**Task to complete**. Collect from the data below each line with "über".

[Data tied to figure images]
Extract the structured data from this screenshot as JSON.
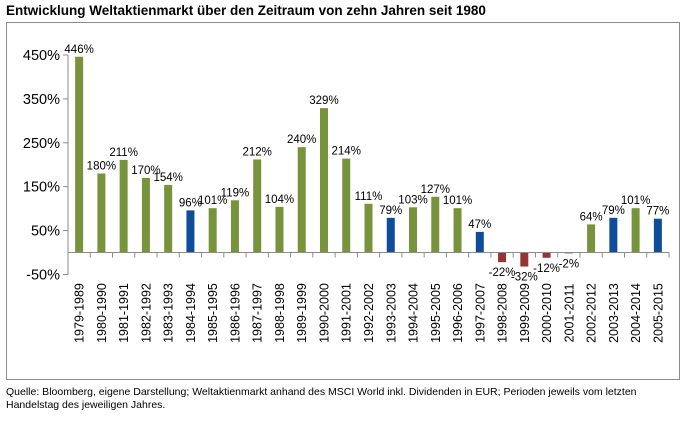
{
  "title": "Entwicklung Weltaktienmarkt über den Zeitraum von zehn Jahren seit 1980",
  "source": "Quelle: Bloomberg, eigene Darstellung; Weltaktienmarkt anhand des MSCI World inkl. Dividenden in EUR; Perioden jeweils vom letzten Handelstag des jeweiligen Jahres.",
  "colors": {
    "green": "#77933c",
    "blue": "#0f4c9a",
    "red": "#963634",
    "axis": "#8c8c8c",
    "grid": "#d9d9d9"
  },
  "chart_data": {
    "type": "bar",
    "title": "Entwicklung Weltaktienmarkt über den Zeitraum von zehn Jahren seit 1980",
    "xlabel": "",
    "ylabel": "",
    "ylim": [
      -50,
      450
    ],
    "yticks": [
      -50,
      50,
      150,
      250,
      350,
      450
    ],
    "ytick_labels": [
      "-50%",
      "50%",
      "150%",
      "250%",
      "350%",
      "450%"
    ],
    "grid": false,
    "legend": "none",
    "categories": [
      "1979-1989",
      "1980-1990",
      "1981-1991",
      "1982-1992",
      "1983-1993",
      "1984-1994",
      "1985-1995",
      "1986-1996",
      "1987-1997",
      "1988-1998",
      "1989-1999",
      "1990-2000",
      "1991-2001",
      "1992-2002",
      "1993-2003",
      "1994-2004",
      "1995-2005",
      "1996-2006",
      "1997-2007",
      "1998-2008",
      "1999-2009",
      "2000-2010",
      "2001-2011",
      "2002-2012",
      "2003-2013",
      "2004-2014",
      "2005-2015"
    ],
    "values": [
      446,
      180,
      211,
      170,
      154,
      96,
      101,
      119,
      212,
      104,
      240,
      329,
      214,
      111,
      79,
      103,
      127,
      101,
      47,
      -22,
      -32,
      -12,
      -2,
      64,
      79,
      101,
      77
    ],
    "labels": [
      "446%",
      "180%",
      "211%",
      "170%",
      "154%",
      "96%",
      "101%",
      "119%",
      "212%",
      "104%",
      "240%",
      "329%",
      "214%",
      "111%",
      "79%",
      "103%",
      "127%",
      "101%",
      "47%",
      "-22%",
      "-32%",
      "-12%",
      "-2%",
      "64%",
      "79%",
      "101%",
      "77%"
    ],
    "bar_colors": [
      "green",
      "green",
      "green",
      "green",
      "green",
      "blue",
      "green",
      "green",
      "green",
      "green",
      "green",
      "green",
      "green",
      "green",
      "blue",
      "green",
      "green",
      "green",
      "blue",
      "red",
      "red",
      "red",
      "red",
      "green",
      "blue",
      "green",
      "blue"
    ]
  }
}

**Reply to the task**.
  "title": "Entwicklung Weltaktienmarkt über den Zeitraum von zehn Jahren seit 1980",
    "title": "Entwicklung Weltaktienmarkt über den Zeitraum von zehn Jahren seit 1980",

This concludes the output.